What you need to do :: Write out every single entry exactly.

Exercise inputs ::
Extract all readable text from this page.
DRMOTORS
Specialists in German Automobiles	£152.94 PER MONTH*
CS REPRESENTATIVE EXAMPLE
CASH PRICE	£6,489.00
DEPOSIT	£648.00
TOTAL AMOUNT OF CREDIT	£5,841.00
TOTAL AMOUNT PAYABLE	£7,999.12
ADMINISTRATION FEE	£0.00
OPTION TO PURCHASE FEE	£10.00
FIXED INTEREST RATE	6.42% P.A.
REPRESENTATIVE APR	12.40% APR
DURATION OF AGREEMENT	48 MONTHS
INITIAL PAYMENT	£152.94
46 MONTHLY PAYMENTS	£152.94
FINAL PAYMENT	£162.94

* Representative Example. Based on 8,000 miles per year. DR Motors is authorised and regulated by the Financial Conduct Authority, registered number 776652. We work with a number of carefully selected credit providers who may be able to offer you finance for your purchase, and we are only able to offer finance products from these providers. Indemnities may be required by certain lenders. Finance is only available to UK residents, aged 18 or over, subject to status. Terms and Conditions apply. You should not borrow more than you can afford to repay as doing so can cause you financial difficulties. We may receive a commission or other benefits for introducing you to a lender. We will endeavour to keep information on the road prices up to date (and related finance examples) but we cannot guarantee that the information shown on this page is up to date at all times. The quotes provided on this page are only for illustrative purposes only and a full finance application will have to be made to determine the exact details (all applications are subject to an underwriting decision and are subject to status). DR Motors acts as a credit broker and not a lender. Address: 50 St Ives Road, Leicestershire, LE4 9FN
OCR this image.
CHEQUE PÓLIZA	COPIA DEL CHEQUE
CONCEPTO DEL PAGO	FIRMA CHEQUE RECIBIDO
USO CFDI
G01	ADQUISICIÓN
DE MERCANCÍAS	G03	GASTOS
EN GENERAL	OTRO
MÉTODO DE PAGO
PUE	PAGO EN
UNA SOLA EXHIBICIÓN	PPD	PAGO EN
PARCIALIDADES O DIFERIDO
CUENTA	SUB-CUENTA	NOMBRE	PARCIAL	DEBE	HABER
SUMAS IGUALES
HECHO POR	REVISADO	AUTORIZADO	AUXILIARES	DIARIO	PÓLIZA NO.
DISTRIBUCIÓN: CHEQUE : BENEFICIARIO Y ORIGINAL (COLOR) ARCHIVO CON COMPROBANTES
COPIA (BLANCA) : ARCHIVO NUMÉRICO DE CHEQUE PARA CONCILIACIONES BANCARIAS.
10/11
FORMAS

Result for this task ::
Extract all readable text from this page.
DRMOTORS
Specialists in German Automobiles	£152.94 PER MONTH*
CS REPRESENTATIVE EXAMPLE
CASH PRICE	£6,489.00
DEPOSIT	£648.00
TOTAL AMOUNT OF CREDIT	£5,841.00
TOTAL AMOUNT PAYABLE	£7,999.12
ADMINISTRATION FEE	£0.00
OPTION TO PURCHASE FEE	£10.00
FIXED INTEREST RATE	6.42% P.A.
REPRESENTATIVE APR	12.40% APR
DURATION OF AGREEMENT	48 MONTHS
INITIAL PAYMENT	£152.94
46 MONTHLY PAYMENTS	£152.94
FINAL PAYMENT	£162.94

* Representative Example. Based on 8,000 miles per year. DR Motors is authorised and regulated by the Financial Conduct Authority, registered number 776652. We work with a number of carefully selected credit providers who may be able to offer you finance for your purchase, and we are only able to offer finance products from these providers. Indemnities may be required by certain lenders. Finance is only available to UK residents, aged 18 or over, subject to status. Terms and Conditions apply. You should not borrow more than you can afford to repay as doing so can cause you financial difficulties. We may receive a commission or other benefits for introducing you to a lender. We will endeavour to keep information on the road prices up to date (and related finance examples) but we cannot guarantee that the information shown on this page is up to date at all times. The quotes provided on this page are only for illustrative purposes only and a full finance application will have to be made to determine the exact details (all applications are subject to an underwriting decision and are subject to status). DR Motors acts as a credit broker and not a lender. Address: 50 St Ives Road, Leicestershire, LE4 9FN
OCR this image.
CHEQUE PÓLIZA	COPIA DEL CHEQUE
CONCEPTO DEL PAGO	FIRMA CHEQUE RECIBIDO
USO CFDI
G01	ADQUISICIÓN
DE MERCANCÍAS	G03	GASTOS
EN GENERAL	OTRO
MÉTODO DE PAGO
PUE	PAGO EN
UNA SOLA EXHIBICIÓN	PPD	PAGO EN
PARCIALIDADES O DIFERIDO
CUENTA	SUB-CUENTA	NOMBRE	PARCIAL	DEBE	HABER
SUMAS IGUALES
HECHO POR	REVISADO	AUTORIZADO	AUXILIARES	DIARIO	PÓLIZA NO.
DISTRIBUCIÓN: CHEQUE : BENEFICIARIO Y ORIGINAL (COLOR) ARCHIVO CON COMPROBANTES
COPIA (BLANCA) : ARCHIVO NUMÉRICO DE CHEQUE PARA CONCILIACIONES BANCARIAS.
10/11
FORMAS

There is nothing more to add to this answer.